Description of the task
"Neorealism" appears in how many lines of the entries? State only the number.
- - - - - - -
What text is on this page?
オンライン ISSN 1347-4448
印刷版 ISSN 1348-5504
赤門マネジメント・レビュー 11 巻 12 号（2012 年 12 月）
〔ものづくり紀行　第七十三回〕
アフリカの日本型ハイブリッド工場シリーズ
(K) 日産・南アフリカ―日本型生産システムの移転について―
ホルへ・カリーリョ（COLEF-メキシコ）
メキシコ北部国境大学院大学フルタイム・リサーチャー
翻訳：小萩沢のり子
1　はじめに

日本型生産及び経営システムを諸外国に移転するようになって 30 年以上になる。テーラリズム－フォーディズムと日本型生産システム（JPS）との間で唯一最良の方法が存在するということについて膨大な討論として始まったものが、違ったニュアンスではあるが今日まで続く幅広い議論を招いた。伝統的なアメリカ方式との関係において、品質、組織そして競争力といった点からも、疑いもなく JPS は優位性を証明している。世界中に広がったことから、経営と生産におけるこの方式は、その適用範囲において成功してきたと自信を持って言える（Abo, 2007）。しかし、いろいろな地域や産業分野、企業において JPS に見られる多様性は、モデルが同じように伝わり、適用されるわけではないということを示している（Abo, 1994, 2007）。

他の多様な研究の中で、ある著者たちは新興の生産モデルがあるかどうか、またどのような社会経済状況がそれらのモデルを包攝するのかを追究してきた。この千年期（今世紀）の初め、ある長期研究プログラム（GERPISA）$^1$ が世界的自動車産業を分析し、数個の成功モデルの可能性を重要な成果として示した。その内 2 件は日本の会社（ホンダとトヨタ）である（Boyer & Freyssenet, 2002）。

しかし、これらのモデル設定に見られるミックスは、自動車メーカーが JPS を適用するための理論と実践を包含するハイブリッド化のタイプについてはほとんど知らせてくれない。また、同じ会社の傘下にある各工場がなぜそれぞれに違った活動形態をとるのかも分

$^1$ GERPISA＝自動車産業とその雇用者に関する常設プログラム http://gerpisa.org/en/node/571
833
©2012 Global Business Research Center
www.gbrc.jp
- - - - - - -
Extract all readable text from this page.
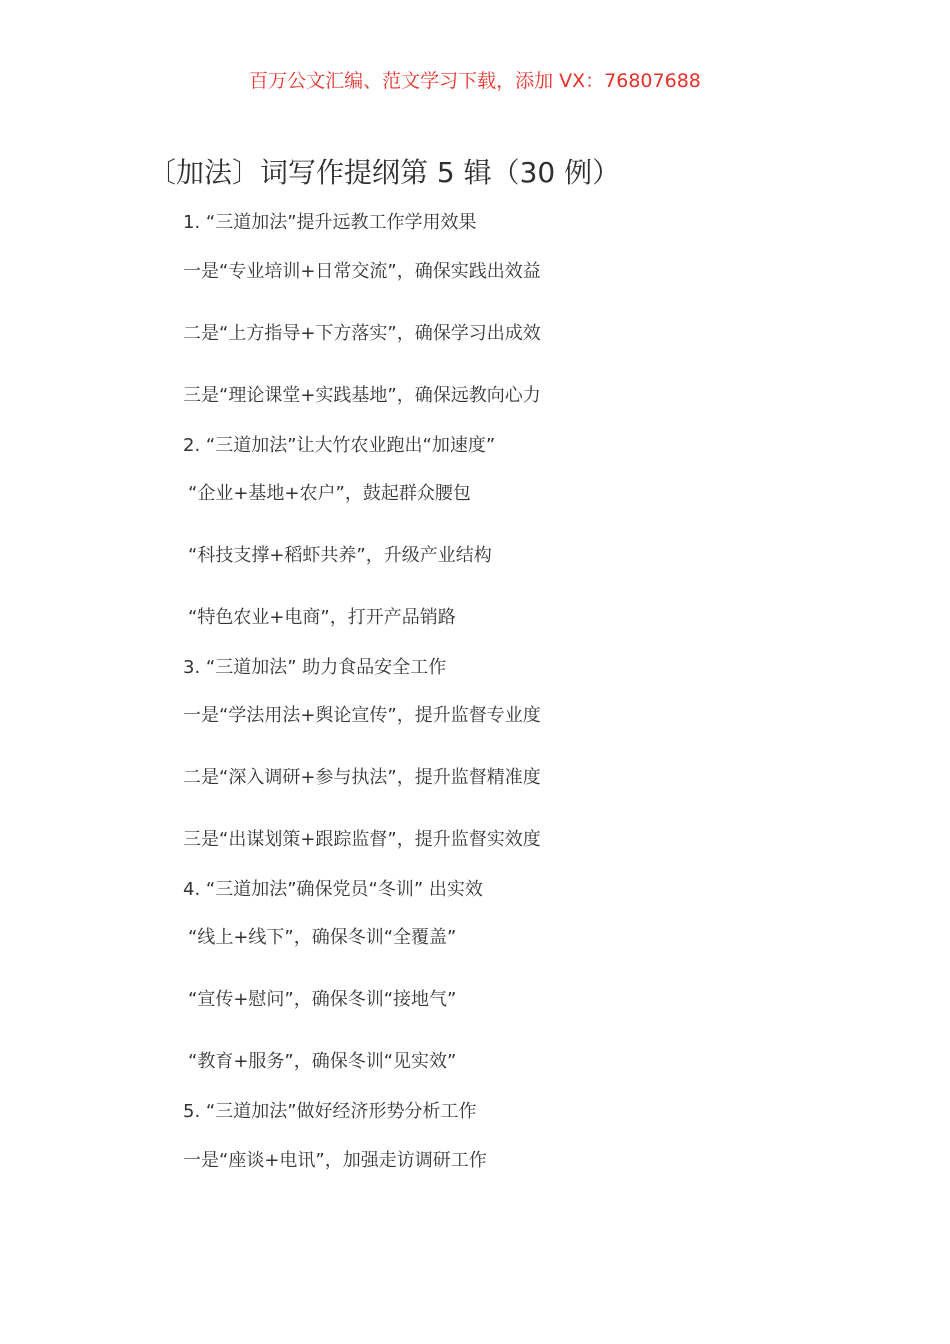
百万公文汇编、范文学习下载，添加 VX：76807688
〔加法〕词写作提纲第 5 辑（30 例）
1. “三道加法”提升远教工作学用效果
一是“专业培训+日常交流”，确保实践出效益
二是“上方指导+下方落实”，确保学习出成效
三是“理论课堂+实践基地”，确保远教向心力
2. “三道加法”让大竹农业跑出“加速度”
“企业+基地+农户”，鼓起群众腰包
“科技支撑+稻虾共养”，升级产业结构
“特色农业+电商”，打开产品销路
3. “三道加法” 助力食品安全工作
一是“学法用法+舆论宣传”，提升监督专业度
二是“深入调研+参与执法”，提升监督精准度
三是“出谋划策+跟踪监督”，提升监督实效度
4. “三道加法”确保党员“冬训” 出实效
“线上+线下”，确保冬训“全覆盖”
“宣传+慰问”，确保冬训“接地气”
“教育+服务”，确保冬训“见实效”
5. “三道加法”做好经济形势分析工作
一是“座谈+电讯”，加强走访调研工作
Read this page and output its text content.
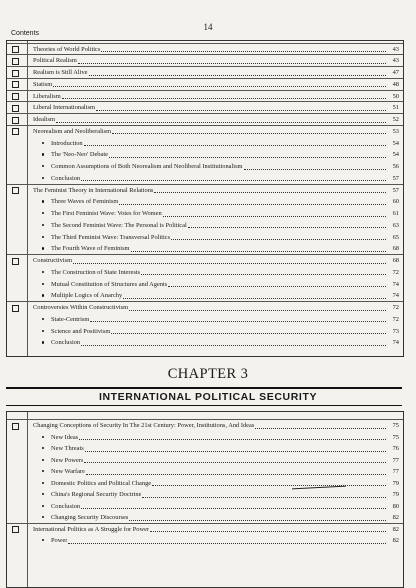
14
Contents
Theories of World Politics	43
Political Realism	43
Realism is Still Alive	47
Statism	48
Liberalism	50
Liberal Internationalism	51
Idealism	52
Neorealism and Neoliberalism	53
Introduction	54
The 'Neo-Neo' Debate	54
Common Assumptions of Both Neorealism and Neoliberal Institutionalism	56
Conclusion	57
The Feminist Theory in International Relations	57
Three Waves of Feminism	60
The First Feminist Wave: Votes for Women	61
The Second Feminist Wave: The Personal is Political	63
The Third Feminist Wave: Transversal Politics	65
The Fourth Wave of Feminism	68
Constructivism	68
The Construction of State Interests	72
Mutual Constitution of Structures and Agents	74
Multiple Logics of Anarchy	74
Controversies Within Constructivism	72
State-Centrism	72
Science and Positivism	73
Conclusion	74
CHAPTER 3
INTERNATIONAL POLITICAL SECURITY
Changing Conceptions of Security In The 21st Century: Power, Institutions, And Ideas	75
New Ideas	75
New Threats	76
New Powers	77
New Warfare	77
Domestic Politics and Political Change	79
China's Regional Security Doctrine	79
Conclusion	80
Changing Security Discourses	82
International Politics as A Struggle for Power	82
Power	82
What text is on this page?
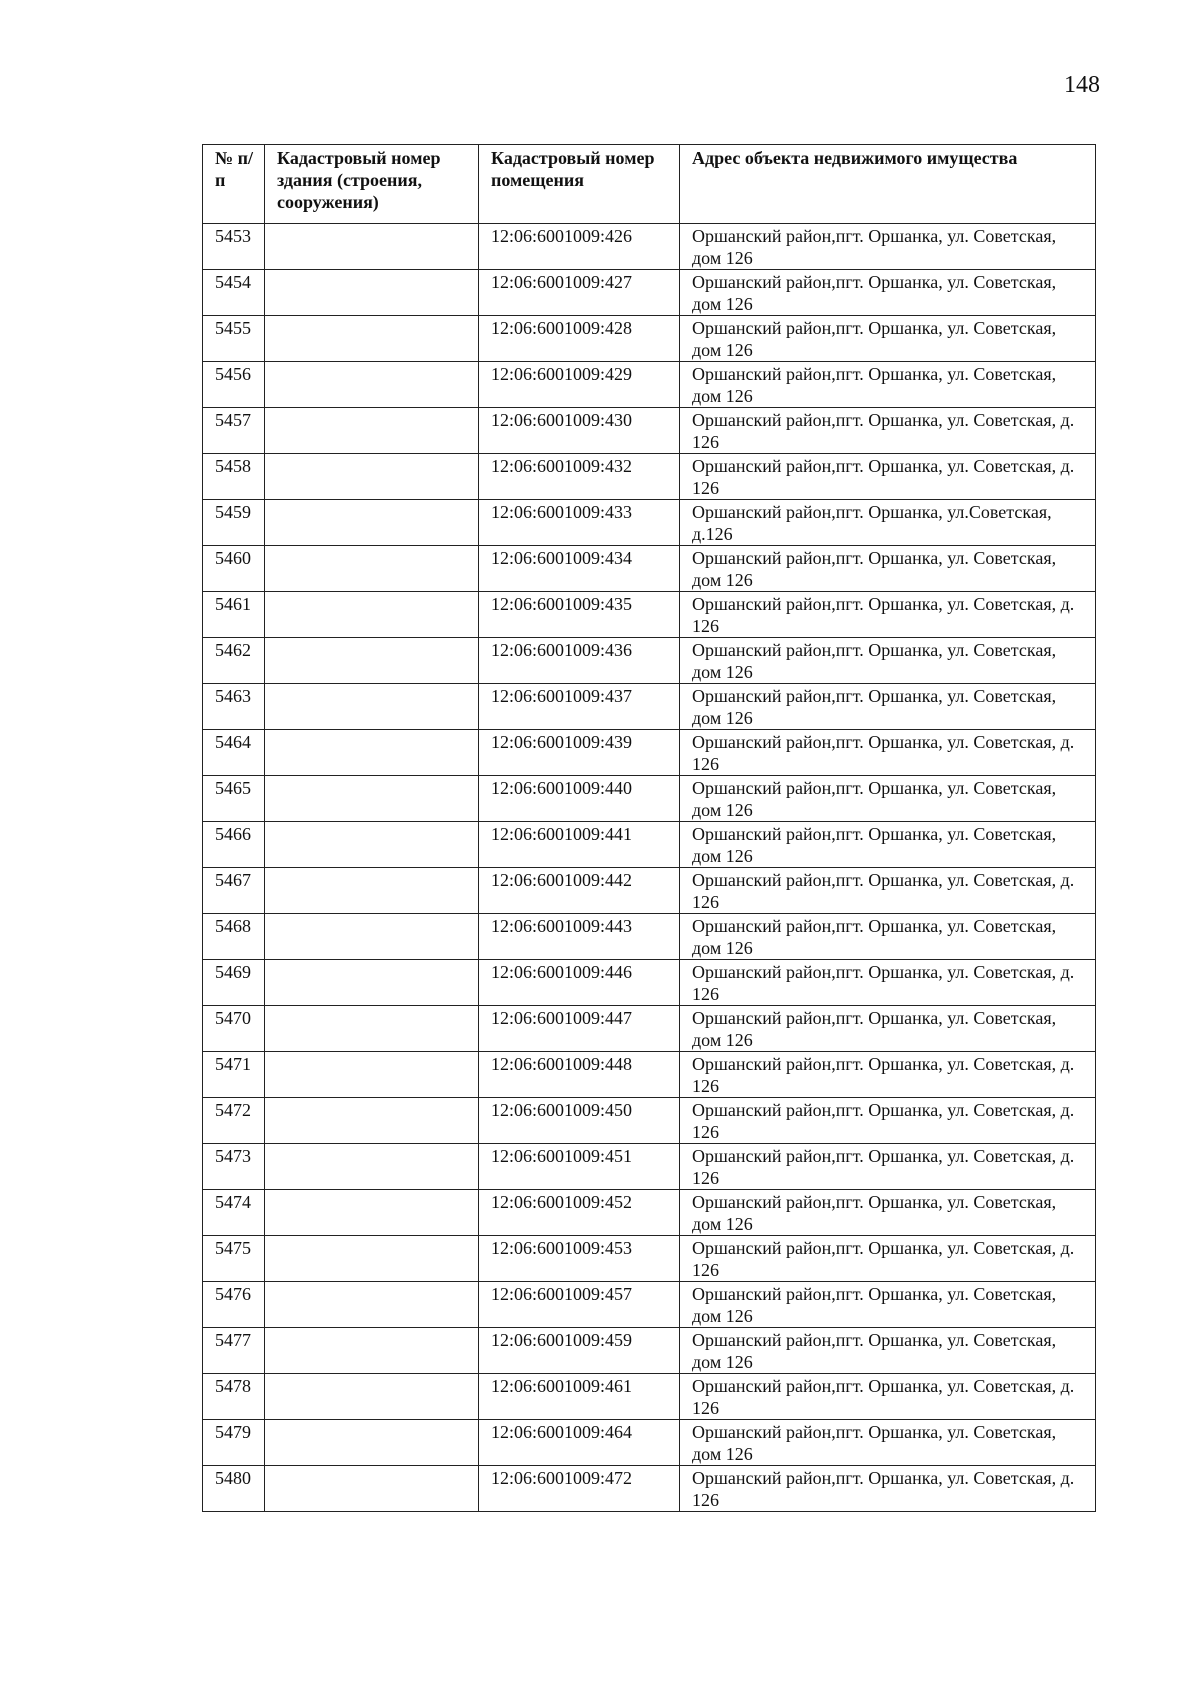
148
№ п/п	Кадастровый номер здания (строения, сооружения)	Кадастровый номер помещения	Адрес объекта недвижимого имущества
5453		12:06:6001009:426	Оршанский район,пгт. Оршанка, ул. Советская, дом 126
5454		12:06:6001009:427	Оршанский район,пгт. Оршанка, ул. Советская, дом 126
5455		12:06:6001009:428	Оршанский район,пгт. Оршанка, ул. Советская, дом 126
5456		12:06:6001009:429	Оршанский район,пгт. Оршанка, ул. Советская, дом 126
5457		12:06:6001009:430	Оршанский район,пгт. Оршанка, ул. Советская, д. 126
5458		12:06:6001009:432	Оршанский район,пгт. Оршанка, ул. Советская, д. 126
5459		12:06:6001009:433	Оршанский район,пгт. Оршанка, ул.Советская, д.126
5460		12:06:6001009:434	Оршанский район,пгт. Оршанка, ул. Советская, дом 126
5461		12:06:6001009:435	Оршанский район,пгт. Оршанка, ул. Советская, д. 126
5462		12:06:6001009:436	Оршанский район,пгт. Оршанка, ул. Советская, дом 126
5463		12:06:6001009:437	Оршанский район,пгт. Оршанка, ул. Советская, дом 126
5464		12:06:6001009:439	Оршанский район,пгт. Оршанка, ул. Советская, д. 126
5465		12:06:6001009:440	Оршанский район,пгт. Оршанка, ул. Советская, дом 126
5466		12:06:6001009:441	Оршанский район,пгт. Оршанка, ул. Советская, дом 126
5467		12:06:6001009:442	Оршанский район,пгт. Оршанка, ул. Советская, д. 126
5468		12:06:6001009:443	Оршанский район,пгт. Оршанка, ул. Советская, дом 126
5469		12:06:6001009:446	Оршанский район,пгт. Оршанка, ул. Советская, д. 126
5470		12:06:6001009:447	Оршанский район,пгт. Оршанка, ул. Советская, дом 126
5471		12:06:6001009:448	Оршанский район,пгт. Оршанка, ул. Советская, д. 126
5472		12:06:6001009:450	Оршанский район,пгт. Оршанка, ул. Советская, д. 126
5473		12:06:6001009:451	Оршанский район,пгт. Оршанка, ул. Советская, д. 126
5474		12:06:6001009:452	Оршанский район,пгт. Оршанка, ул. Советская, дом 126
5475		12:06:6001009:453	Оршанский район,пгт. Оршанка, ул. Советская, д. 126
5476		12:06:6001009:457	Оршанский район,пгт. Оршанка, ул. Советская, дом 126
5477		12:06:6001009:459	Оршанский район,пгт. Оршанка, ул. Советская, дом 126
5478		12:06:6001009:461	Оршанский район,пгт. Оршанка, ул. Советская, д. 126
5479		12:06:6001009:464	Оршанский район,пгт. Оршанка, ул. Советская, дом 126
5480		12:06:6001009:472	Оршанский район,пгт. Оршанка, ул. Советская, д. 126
- - - - - - -
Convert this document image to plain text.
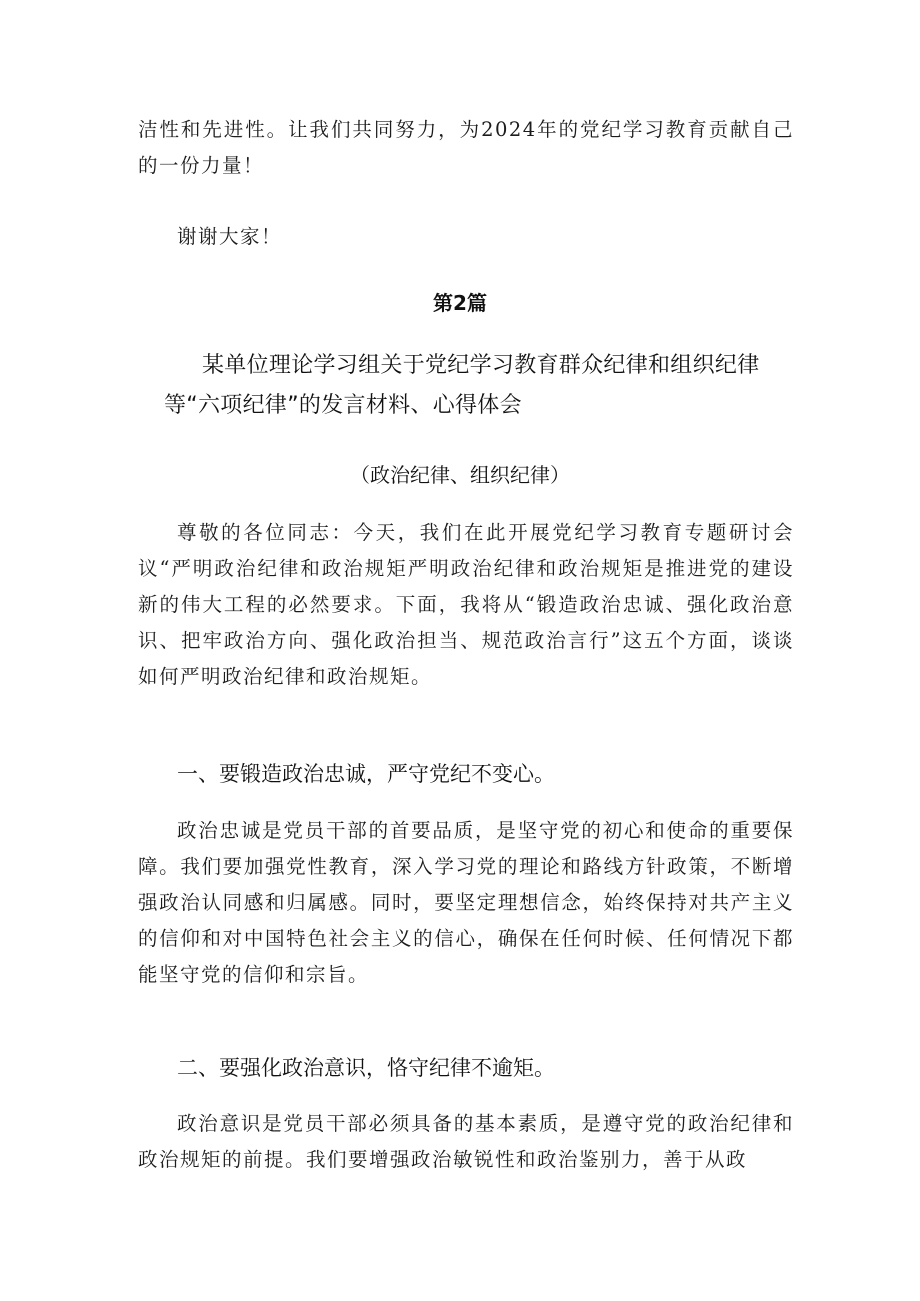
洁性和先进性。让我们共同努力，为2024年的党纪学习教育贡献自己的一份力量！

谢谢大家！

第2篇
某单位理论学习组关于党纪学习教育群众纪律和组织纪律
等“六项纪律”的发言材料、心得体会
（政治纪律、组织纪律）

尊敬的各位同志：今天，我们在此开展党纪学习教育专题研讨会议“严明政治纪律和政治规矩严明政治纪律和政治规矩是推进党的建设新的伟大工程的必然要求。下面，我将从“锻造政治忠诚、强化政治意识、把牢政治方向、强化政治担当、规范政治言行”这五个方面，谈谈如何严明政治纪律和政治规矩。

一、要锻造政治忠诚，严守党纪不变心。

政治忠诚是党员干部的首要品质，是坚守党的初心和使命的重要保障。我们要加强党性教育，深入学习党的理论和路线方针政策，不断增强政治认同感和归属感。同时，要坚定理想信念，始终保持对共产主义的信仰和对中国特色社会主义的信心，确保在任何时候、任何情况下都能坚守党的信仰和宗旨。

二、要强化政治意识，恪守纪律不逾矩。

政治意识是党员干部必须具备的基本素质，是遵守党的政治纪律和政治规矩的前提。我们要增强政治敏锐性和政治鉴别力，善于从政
- - - - - - -
The completed task
2